▸ **Exercise goal**: Reproduce the material exactly, omitting nothing.

=-=-=

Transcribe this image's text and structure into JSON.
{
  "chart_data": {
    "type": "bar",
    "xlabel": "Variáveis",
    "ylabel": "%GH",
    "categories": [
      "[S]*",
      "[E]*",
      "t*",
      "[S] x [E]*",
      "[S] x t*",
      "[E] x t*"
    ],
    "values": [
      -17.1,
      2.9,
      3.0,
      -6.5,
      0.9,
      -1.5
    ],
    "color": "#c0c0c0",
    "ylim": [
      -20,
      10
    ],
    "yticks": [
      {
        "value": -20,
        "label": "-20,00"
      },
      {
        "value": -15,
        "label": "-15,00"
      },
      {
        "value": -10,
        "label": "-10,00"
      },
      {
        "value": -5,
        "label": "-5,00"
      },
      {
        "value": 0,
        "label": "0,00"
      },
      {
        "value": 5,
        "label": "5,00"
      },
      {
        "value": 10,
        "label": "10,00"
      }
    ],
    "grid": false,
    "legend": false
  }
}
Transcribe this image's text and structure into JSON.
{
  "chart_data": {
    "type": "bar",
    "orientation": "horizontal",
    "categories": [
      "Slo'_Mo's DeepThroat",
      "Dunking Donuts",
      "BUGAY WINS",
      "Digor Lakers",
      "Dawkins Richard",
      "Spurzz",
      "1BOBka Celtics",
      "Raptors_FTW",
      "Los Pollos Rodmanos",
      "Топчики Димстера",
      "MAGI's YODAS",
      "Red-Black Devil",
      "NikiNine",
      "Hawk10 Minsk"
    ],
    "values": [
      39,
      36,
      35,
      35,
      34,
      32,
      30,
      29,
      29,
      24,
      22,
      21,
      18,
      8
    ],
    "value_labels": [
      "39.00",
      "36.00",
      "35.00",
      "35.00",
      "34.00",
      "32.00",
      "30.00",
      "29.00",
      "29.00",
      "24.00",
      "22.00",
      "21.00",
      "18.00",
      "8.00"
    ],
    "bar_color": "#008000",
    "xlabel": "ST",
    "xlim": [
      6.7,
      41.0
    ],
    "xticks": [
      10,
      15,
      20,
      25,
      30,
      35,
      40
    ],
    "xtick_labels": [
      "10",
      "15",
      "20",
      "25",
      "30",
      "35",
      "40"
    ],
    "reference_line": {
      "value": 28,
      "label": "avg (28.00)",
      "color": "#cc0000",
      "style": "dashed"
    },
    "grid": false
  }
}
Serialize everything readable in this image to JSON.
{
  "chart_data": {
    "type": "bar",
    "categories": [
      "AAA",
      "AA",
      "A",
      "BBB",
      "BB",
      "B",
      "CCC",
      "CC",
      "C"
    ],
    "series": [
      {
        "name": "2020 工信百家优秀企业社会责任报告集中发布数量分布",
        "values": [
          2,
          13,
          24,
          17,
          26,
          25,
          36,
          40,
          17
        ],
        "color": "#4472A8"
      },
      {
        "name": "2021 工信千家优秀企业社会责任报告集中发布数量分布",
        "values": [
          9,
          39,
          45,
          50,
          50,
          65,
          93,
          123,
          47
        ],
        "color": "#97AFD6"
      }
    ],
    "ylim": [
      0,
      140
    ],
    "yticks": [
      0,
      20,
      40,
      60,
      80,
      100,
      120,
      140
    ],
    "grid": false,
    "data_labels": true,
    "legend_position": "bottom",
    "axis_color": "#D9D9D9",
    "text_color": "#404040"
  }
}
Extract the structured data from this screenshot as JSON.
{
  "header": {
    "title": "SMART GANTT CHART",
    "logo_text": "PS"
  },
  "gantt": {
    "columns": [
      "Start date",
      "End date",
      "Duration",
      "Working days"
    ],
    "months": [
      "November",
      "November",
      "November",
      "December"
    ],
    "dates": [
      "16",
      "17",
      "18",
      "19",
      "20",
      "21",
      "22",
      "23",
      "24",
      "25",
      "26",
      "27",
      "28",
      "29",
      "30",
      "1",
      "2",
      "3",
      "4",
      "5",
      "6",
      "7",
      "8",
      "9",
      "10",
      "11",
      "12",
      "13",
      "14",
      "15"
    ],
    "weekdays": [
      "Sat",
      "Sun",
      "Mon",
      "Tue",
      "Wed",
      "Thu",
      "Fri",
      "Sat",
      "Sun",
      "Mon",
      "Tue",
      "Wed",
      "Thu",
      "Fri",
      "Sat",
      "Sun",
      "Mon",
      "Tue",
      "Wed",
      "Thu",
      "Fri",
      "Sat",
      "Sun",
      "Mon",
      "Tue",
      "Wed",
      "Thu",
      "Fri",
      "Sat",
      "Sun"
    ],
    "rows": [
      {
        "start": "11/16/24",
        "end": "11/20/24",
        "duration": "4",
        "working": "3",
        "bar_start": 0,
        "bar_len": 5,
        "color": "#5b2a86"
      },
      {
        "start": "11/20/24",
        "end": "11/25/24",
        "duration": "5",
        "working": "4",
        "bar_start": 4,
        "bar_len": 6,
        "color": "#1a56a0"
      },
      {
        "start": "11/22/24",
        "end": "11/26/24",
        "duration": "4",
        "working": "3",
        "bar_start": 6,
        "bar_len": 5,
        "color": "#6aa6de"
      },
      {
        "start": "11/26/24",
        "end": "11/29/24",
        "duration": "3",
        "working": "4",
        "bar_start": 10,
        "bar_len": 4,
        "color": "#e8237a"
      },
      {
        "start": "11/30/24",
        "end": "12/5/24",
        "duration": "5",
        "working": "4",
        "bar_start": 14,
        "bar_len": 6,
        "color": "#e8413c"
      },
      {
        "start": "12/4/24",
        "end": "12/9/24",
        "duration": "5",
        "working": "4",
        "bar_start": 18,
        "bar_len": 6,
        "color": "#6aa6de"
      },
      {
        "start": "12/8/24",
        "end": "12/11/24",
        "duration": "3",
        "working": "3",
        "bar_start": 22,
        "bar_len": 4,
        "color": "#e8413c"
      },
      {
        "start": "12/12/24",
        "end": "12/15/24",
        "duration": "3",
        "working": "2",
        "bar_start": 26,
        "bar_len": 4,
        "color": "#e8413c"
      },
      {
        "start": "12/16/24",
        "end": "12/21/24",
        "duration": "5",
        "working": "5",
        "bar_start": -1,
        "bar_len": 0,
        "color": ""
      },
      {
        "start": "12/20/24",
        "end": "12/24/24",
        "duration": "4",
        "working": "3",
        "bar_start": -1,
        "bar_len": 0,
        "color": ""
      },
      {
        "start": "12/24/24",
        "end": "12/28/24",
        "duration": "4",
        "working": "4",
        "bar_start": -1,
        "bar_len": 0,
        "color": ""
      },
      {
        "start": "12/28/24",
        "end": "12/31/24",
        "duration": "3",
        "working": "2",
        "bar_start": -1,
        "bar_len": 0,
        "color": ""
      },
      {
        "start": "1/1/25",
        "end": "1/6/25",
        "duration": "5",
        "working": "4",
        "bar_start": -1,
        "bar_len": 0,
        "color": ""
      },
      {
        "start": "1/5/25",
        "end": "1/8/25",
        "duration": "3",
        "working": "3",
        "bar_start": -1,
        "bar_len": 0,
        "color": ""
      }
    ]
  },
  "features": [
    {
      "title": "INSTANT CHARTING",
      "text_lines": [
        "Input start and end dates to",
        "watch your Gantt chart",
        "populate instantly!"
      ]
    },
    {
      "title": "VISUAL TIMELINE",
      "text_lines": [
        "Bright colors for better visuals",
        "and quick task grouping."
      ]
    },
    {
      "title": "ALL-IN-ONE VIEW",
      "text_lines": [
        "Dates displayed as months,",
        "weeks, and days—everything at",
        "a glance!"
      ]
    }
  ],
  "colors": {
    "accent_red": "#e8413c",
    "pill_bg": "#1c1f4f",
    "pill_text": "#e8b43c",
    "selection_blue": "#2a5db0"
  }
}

=-=-=

▸ **Worked solution**:
Transcribe this image's text and structure into JSON.
{
  "chart_data": {
    "type": "bar",
    "xlabel": "Variáveis",
    "ylabel": "%GH",
    "categories": [
      "[S]*",
      "[E]*",
      "t*",
      "[S] x [E]*",
      "[S] x t*",
      "[E] x t*"
    ],
    "values": [
      -17.1,
      2.9,
      3.0,
      -6.5,
      0.9,
      -1.5
    ],
    "color": "#c0c0c0",
    "ylim": [
      -20,
      10
    ],
    "yticks": [
      {
        "value": -20,
        "label": "-20,00"
      },
      {
        "value": -15,
        "label": "-15,00"
      },
      {
        "value": -10,
        "label": "-10,00"
      },
      {
        "value": -5,
        "label": "-5,00"
      },
      {
        "value": 0,
        "label": "0,00"
      },
      {
        "value": 5,
        "label": "5,00"
      },
      {
        "value": 10,
        "label": "10,00"
      }
    ],
    "grid": false,
    "legend": false
  }
}
Transcribe this image's text and structure into JSON.
{
  "chart_data": {
    "type": "bar",
    "orientation": "horizontal",
    "categories": [
      "Slo'_Mo's DeepThroat",
      "Dunking Donuts",
      "BUGAY WINS",
      "Digor Lakers",
      "Dawkins Richard",
      "Spurzz",
      "1BOBka Celtics",
      "Raptors_FTW",
      "Los Pollos Rodmanos",
      "Топчики Димстера",
      "MAGI's YODAS",
      "Red-Black Devil",
      "NikiNine",
      "Hawk10 Minsk"
    ],
    "values": [
      39,
      36,
      35,
      35,
      34,
      32,
      30,
      29,
      29,
      24,
      22,
      21,
      18,
      8
    ],
    "value_labels": [
      "39.00",
      "36.00",
      "35.00",
      "35.00",
      "34.00",
      "32.00",
      "30.00",
      "29.00",
      "29.00",
      "24.00",
      "22.00",
      "21.00",
      "18.00",
      "8.00"
    ],
    "bar_color": "#008000",
    "xlabel": "ST",
    "xlim": [
      6.7,
      41.0
    ],
    "xticks": [
      10,
      15,
      20,
      25,
      30,
      35,
      40
    ],
    "xtick_labels": [
      "10",
      "15",
      "20",
      "25",
      "30",
      "35",
      "40"
    ],
    "reference_line": {
      "value": 28,
      "label": "avg (28.00)",
      "color": "#cc0000",
      "style": "dashed"
    },
    "grid": false
  }
}
Serialize everything readable in this image to JSON.
{
  "chart_data": {
    "type": "bar",
    "categories": [
      "AAA",
      "AA",
      "A",
      "BBB",
      "BB",
      "B",
      "CCC",
      "CC",
      "C"
    ],
    "series": [
      {
        "name": "2020 工信百家优秀企业社会责任报告集中发布数量分布",
        "values": [
          2,
          13,
          24,
          17,
          26,
          25,
          36,
          40,
          17
        ],
        "color": "#4472A8"
      },
      {
        "name": "2021 工信千家优秀企业社会责任报告集中发布数量分布",
        "values": [
          9,
          39,
          45,
          50,
          50,
          65,
          93,
          123,
          47
        ],
        "color": "#97AFD6"
      }
    ],
    "ylim": [
      0,
      140
    ],
    "yticks": [
      0,
      20,
      40,
      60,
      80,
      100,
      120,
      140
    ],
    "grid": false,
    "data_labels": true,
    "legend_position": "bottom",
    "axis_color": "#D9D9D9",
    "text_color": "#404040"
  }
}
Extract the structured data from this screenshot as JSON.
{
  "header": {
    "title": "SMART GANTT CHART",
    "logo_text": "PS"
  },
  "gantt": {
    "columns": [
      "Start date",
      "End date",
      "Duration",
      "Working days"
    ],
    "months": [
      "November",
      "November",
      "November",
      "December"
    ],
    "dates": [
      "16",
      "17",
      "18",
      "19",
      "20",
      "21",
      "22",
      "23",
      "24",
      "25",
      "26",
      "27",
      "28",
      "29",
      "30",
      "1",
      "2",
      "3",
      "4",
      "5",
      "6",
      "7",
      "8",
      "9",
      "10",
      "11",
      "12",
      "13",
      "14",
      "15"
    ],
    "weekdays": [
      "Sat",
      "Sun",
      "Mon",
      "Tue",
      "Wed",
      "Thu",
      "Fri",
      "Sat",
      "Sun",
      "Mon",
      "Tue",
      "Wed",
      "Thu",
      "Fri",
      "Sat",
      "Sun",
      "Mon",
      "Tue",
      "Wed",
      "Thu",
      "Fri",
      "Sat",
      "Sun",
      "Mon",
      "Tue",
      "Wed",
      "Thu",
      "Fri",
      "Sat",
      "Sun"
    ],
    "rows": [
      {
        "start": "11/16/24",
        "end": "11/20/24",
        "duration": "4",
        "working": "3",
        "bar_start": 0,
        "bar_len": 5,
        "color": "#5b2a86"
      },
      {
        "start": "11/20/24",
        "end": "11/25/24",
        "duration": "5",
        "working": "4",
        "bar_start": 4,
        "bar_len": 6,
        "color": "#1a56a0"
      },
      {
        "start": "11/22/24",
        "end": "11/26/24",
        "duration": "4",
        "working": "3",
        "bar_start": 6,
        "bar_len": 5,
        "color": "#6aa6de"
      },
      {
        "start": "11/26/24",
        "end": "11/29/24",
        "duration": "3",
        "working": "4",
        "bar_start": 10,
        "bar_len": 4,
        "color": "#e8237a"
      },
      {
        "start": "11/30/24",
        "end": "12/5/24",
        "duration": "5",
        "working": "4",
        "bar_start": 14,
        "bar_len": 6,
        "color": "#e8413c"
      },
      {
        "start": "12/4/24",
        "end": "12/9/24",
        "duration": "5",
        "working": "4",
        "bar_start": 18,
        "bar_len": 6,
        "color": "#6aa6de"
      },
      {
        "start": "12/8/24",
        "end": "12/11/24",
        "duration": "3",
        "working": "3",
        "bar_start": 22,
        "bar_len": 4,
        "color": "#e8413c"
      },
      {
        "start": "12/12/24",
        "end": "12/15/24",
        "duration": "3",
        "working": "2",
        "bar_start": 26,
        "bar_len": 4,
        "color": "#e8413c"
      },
      {
        "start": "12/16/24",
        "end": "12/21/24",
        "duration": "5",
        "working": "5",
        "bar_start": -1,
        "bar_len": 0,
        "color": ""
      },
      {
        "start": "12/20/24",
        "end": "12/24/24",
        "duration": "4",
        "working": "3",
        "bar_start": -1,
        "bar_len": 0,
        "color": ""
      },
      {
        "start": "12/24/24",
        "end": "12/28/24",
        "duration": "4",
        "working": "4",
        "bar_start": -1,
        "bar_len": 0,
        "color": ""
      },
      {
        "start": "12/28/24",
        "end": "12/31/24",
        "duration": "3",
        "working": "2",
        "bar_start": -1,
        "bar_len": 0,
        "color": ""
      },
      {
        "start": "1/1/25",
        "end": "1/6/25",
        "duration": "5",
        "working": "4",
        "bar_start": -1,
        "bar_len": 0,
        "color": ""
      },
      {
        "start": "1/5/25",
        "end": "1/8/25",
        "duration": "3",
        "working": "3",
        "bar_start": -1,
        "bar_len": 0,
        "color": ""
      }
    ]
  },
  "features": [
    {
      "title": "INSTANT CHARTING",
      "text_lines": [
        "Input start and end dates to",
        "watch your Gantt chart",
        "populate instantly!"
      ]
    },
    {
      "title": "VISUAL TIMELINE",
      "text_lines": [
        "Bright colors for better visuals",
        "and quick task grouping."
      ]
    },
    {
      "title": "ALL-IN-ONE VIEW",
      "text_lines": [
        "Dates displayed as months,",
        "weeks, and days—everything at",
        "a glance!"
      ]
    }
  ],
  "colors": {
    "accent_red": "#e8413c",
    "pill_bg": "#1c1f4f",
    "pill_text": "#e8b43c",
    "selection_blue": "#2a5db0"
  }
}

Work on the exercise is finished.